PROBLEM TO SOLVE =>
Your task is to copy each line that has the word "JSON".
- - - - -
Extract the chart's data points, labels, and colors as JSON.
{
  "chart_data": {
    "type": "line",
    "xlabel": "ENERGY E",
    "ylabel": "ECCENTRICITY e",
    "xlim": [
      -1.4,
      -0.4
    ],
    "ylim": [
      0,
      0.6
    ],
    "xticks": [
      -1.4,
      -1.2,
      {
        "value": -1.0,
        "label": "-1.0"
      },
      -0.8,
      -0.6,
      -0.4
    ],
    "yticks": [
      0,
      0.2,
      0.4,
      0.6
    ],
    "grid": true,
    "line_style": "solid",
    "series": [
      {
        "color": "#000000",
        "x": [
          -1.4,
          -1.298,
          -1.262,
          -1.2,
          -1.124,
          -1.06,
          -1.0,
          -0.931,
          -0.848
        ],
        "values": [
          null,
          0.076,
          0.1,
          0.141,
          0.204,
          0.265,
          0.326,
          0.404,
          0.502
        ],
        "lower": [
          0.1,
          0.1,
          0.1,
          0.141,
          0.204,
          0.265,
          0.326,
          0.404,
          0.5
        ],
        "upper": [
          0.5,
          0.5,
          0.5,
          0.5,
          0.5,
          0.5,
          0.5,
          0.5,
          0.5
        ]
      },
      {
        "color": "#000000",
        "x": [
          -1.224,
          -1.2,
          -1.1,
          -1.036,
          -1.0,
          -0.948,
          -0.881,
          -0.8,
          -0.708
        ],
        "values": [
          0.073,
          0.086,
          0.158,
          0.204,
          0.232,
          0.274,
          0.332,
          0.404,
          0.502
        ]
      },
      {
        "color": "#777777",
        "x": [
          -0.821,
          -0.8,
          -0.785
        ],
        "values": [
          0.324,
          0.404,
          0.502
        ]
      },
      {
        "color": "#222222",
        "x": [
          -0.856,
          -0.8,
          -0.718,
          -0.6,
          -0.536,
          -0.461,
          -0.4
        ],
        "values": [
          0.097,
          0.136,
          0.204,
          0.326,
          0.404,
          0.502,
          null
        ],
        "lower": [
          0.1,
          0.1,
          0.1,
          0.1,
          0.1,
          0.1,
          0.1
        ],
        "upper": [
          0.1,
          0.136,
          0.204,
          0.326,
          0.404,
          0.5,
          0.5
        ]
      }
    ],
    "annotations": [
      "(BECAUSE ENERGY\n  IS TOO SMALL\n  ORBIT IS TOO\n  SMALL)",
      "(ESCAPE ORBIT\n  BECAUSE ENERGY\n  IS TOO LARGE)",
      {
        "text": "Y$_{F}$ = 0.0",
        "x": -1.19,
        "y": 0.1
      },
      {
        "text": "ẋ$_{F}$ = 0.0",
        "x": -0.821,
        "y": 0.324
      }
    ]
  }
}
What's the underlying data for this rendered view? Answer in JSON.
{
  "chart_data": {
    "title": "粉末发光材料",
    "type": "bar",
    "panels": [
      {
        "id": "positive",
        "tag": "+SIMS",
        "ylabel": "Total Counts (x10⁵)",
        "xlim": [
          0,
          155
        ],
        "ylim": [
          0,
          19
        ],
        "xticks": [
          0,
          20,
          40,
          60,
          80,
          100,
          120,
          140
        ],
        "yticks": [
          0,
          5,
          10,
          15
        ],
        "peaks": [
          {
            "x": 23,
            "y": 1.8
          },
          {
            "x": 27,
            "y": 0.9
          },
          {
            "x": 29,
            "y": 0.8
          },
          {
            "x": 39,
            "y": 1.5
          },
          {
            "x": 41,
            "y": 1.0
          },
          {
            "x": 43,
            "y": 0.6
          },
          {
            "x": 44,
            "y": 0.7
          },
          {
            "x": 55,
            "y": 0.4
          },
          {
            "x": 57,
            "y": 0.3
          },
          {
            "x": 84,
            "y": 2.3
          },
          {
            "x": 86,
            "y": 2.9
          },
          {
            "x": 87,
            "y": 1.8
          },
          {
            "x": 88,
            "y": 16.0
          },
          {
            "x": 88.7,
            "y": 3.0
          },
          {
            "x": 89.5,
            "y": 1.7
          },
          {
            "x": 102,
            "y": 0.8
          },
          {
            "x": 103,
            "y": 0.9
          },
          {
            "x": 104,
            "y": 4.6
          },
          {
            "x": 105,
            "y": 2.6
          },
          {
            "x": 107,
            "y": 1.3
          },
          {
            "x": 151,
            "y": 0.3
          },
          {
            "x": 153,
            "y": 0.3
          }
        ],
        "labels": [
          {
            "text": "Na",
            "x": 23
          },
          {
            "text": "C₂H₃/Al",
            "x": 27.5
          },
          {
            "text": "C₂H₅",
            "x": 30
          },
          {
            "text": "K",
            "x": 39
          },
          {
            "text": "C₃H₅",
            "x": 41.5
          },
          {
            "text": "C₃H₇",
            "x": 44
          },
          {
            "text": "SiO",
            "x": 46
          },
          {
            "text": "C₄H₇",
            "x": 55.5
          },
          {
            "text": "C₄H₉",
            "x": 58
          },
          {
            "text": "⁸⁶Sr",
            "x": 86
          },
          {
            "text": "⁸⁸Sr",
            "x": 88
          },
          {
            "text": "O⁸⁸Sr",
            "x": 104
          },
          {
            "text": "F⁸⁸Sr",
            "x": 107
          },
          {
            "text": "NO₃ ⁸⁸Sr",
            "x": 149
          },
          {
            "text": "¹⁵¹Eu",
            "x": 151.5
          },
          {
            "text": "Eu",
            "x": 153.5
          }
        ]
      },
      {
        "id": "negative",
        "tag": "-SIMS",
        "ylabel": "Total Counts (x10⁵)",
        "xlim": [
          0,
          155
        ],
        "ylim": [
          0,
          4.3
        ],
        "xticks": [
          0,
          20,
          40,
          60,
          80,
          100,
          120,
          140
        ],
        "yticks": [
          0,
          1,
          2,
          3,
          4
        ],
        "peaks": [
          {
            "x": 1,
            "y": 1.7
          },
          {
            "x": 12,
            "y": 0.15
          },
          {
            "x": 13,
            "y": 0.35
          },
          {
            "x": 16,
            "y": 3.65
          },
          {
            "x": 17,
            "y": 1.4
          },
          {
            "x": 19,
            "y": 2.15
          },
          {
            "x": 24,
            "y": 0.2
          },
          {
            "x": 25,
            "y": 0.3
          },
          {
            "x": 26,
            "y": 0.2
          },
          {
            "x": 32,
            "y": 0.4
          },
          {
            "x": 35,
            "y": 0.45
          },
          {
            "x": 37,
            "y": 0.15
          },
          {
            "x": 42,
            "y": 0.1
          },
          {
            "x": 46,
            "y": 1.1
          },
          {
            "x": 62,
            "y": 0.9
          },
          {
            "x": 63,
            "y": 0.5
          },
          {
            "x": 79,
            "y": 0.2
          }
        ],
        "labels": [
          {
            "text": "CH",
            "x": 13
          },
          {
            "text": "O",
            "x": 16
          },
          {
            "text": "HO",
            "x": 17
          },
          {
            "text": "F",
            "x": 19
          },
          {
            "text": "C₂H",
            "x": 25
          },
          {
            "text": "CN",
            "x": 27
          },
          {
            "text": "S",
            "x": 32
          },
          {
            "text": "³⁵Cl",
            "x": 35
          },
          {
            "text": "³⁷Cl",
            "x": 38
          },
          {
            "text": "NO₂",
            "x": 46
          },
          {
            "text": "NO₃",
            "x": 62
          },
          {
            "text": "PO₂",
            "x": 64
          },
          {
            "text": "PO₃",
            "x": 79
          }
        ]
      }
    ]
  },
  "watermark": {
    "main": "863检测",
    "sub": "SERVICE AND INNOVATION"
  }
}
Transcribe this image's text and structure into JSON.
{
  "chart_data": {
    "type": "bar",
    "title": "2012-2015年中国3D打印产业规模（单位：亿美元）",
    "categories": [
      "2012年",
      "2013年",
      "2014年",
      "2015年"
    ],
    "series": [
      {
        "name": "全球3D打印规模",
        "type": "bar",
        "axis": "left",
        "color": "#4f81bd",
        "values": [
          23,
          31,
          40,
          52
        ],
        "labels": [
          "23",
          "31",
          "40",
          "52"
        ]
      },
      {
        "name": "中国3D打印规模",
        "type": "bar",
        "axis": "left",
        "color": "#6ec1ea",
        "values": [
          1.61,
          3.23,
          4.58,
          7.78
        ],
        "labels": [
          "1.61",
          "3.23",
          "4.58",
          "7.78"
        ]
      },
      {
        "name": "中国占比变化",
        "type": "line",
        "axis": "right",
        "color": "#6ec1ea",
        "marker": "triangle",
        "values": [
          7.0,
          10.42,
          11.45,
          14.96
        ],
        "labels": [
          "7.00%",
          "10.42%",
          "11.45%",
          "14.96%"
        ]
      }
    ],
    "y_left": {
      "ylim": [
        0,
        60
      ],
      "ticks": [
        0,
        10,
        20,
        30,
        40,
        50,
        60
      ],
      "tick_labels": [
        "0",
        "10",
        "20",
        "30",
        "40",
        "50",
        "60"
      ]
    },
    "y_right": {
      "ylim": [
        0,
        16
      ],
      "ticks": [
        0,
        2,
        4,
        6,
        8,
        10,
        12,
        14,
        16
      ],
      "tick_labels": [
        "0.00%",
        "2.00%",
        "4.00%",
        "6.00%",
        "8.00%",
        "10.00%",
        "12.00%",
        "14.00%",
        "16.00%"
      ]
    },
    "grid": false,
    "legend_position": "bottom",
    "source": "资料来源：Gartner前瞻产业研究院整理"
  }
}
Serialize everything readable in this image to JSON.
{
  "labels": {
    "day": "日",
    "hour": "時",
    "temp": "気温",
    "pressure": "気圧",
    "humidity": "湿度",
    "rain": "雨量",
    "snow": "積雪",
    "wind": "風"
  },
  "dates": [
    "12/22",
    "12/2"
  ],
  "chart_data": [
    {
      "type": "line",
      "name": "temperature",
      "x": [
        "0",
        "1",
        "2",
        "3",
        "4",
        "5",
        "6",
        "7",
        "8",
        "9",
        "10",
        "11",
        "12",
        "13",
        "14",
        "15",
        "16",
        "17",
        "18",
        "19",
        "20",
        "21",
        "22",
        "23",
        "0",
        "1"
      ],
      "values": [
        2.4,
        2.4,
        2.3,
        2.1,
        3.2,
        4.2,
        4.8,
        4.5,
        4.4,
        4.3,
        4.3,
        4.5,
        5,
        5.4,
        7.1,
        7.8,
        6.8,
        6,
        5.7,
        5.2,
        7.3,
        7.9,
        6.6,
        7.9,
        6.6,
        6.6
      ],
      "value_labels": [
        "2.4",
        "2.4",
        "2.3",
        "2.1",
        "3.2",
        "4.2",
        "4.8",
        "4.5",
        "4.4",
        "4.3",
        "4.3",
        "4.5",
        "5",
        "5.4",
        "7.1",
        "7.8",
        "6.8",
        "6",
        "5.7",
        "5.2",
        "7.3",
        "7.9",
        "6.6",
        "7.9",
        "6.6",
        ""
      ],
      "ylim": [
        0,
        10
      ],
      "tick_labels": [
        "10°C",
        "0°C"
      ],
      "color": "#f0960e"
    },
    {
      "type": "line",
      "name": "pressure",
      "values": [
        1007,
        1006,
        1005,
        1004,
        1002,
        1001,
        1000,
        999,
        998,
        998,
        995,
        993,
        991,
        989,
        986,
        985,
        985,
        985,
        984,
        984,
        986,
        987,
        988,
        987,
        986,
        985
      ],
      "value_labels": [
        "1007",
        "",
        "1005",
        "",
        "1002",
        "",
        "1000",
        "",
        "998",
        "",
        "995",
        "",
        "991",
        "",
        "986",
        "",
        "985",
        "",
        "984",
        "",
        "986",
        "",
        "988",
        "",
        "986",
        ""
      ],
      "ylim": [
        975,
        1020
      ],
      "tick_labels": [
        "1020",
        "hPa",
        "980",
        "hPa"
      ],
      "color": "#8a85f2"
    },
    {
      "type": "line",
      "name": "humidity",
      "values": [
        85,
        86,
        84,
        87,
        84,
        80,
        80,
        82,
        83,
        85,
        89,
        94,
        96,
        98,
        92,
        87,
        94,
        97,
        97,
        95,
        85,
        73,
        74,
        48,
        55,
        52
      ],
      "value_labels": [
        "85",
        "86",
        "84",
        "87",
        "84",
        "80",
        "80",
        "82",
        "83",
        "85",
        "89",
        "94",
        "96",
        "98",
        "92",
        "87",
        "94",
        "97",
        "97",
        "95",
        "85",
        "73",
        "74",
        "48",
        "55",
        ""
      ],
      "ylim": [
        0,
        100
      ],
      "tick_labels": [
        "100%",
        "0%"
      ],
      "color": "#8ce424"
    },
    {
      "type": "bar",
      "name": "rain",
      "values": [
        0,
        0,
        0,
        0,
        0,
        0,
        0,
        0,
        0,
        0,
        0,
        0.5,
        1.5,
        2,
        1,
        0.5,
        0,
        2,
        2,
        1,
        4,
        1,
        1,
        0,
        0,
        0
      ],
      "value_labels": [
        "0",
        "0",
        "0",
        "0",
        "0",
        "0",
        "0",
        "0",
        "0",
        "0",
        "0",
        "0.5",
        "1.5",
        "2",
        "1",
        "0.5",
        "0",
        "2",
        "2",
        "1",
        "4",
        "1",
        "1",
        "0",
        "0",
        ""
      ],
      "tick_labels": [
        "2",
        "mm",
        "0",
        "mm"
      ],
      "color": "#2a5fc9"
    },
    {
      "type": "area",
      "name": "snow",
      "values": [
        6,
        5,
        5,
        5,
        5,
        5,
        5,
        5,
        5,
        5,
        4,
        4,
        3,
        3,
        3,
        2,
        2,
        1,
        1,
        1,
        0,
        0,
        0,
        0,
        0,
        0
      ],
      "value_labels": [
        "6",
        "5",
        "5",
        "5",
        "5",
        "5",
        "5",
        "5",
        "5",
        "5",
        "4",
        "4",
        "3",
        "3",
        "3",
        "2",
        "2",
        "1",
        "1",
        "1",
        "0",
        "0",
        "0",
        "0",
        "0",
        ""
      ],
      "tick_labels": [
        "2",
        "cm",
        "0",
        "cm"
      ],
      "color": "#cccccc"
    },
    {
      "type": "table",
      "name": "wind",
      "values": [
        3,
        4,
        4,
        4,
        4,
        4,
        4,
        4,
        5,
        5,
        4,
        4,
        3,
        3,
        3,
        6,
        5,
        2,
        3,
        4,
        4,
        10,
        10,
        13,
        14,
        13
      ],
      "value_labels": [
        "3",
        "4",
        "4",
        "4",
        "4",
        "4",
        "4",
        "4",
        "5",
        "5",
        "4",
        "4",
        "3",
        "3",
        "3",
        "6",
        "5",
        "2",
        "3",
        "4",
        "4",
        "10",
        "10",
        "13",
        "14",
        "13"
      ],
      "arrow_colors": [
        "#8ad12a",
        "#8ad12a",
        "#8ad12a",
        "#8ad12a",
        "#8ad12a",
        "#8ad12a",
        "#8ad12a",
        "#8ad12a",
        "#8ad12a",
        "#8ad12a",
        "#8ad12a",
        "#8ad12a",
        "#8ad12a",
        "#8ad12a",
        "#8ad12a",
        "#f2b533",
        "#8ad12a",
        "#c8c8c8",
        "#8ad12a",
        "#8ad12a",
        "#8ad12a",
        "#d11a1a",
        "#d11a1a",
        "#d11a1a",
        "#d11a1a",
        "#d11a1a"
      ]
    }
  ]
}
- - - - -
RESULT OF THE EXERCISE =>
Extract the chart's data points, labels, and colors as JSON.
What's the underlying data for this rendered view? Answer in JSON.
Transcribe this image's text and structure into JSON.
Serialize everything readable in this image to JSON.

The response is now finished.